* _The input_

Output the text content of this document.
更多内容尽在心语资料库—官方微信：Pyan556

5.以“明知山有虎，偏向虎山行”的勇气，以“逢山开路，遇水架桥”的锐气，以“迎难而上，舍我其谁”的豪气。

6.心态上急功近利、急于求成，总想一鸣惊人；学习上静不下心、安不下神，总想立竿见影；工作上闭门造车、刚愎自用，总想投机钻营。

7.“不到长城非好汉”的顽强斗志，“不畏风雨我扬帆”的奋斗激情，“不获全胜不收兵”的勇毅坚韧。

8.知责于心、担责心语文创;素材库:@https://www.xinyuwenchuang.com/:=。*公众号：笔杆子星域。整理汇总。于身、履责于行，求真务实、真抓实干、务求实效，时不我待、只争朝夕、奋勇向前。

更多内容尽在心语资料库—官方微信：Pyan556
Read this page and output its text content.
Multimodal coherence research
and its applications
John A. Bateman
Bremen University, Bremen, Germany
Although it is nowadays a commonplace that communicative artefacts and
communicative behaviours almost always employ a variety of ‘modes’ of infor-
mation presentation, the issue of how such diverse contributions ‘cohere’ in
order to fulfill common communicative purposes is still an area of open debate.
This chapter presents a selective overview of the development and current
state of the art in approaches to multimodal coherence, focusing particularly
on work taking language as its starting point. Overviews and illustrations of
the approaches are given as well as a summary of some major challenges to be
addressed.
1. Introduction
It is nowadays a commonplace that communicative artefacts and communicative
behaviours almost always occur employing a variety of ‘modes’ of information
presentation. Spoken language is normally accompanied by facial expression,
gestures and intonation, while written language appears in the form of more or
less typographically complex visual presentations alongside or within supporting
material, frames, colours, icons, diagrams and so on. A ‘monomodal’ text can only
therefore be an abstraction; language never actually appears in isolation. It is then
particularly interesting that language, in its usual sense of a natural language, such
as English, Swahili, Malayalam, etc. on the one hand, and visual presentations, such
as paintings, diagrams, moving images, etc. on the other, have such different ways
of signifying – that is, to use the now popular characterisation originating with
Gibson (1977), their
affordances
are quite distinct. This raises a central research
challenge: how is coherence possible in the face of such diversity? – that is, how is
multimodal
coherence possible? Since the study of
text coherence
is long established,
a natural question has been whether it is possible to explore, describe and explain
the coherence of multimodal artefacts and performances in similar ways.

* _Task_
Return each entry from the material above exactly as it appears.

* _Exercise solution_
Output the text content of this document.
更多内容尽在心语资料库—官方微信：Pyan556

5.以“明知山有虎，偏向虎山行”的勇气，以“逢山开路，遇水架桥”的锐气，以“迎难而上，舍我其谁”的豪气。

6.心态上急功近利、急于求成，总想一鸣惊人；学习上静不下心、安不下神，总想立竿见影；工作上闭门造车、刚愎自用，总想投机钻营。

7.“不到长城非好汉”的顽强斗志，“不畏风雨我扬帆”的奋斗激情，“不获全胜不收兵”的勇毅坚韧。

8.知责于心、担责心语文创;素材库:@https://www.xinyuwenchuang.com/:=。*公众号：笔杆子星域。整理汇总。于身、履责于行，求真务实、真抓实干、务求实效，时不我待、只争朝夕、奋勇向前。

更多内容尽在心语资料库—官方微信：Pyan556
Read this page and output its text content.
Multimodal coherence research
and its applications
John A. Bateman
Bremen University, Bremen, Germany
Although it is nowadays a commonplace that communicative artefacts and
communicative behaviours almost always employ a variety of ‘modes’ of infor-
mation presentation, the issue of how such diverse contributions ‘cohere’ in
order to fulfill common communicative purposes is still an area of open debate.
This chapter presents a selective overview of the development and current
state of the art in approaches to multimodal coherence, focusing particularly
on work taking language as its starting point. Overviews and illustrations of
the approaches are given as well as a summary of some major challenges to be
addressed.
1. Introduction
It is nowadays a commonplace that communicative artefacts and communicative
behaviours almost always occur employing a variety of ‘modes’ of information
presentation. Spoken language is normally accompanied by facial expression,
gestures and intonation, while written language appears in the form of more or
less typographically complex visual presentations alongside or within supporting
material, frames, colours, icons, diagrams and so on. A ‘monomodal’ text can only
therefore be an abstraction; language never actually appears in isolation. It is then
particularly interesting that language, in its usual sense of a natural language, such
as English, Swahili, Malayalam, etc. on the one hand, and visual presentations, such
as paintings, diagrams, moving images, etc. on the other, have such different ways
of signifying – that is, to use the now popular characterisation originating with
Gibson (1977), their
affordances
are quite distinct. This raises a central research
challenge: how is coherence possible in the face of such diversity? – that is, how is
multimodal
coherence possible? Since the study of
text coherence
is long established,
a natural question has been whether it is possible to explore, describe and explain
the coherence of multimodal artefacts and performances in similar ways.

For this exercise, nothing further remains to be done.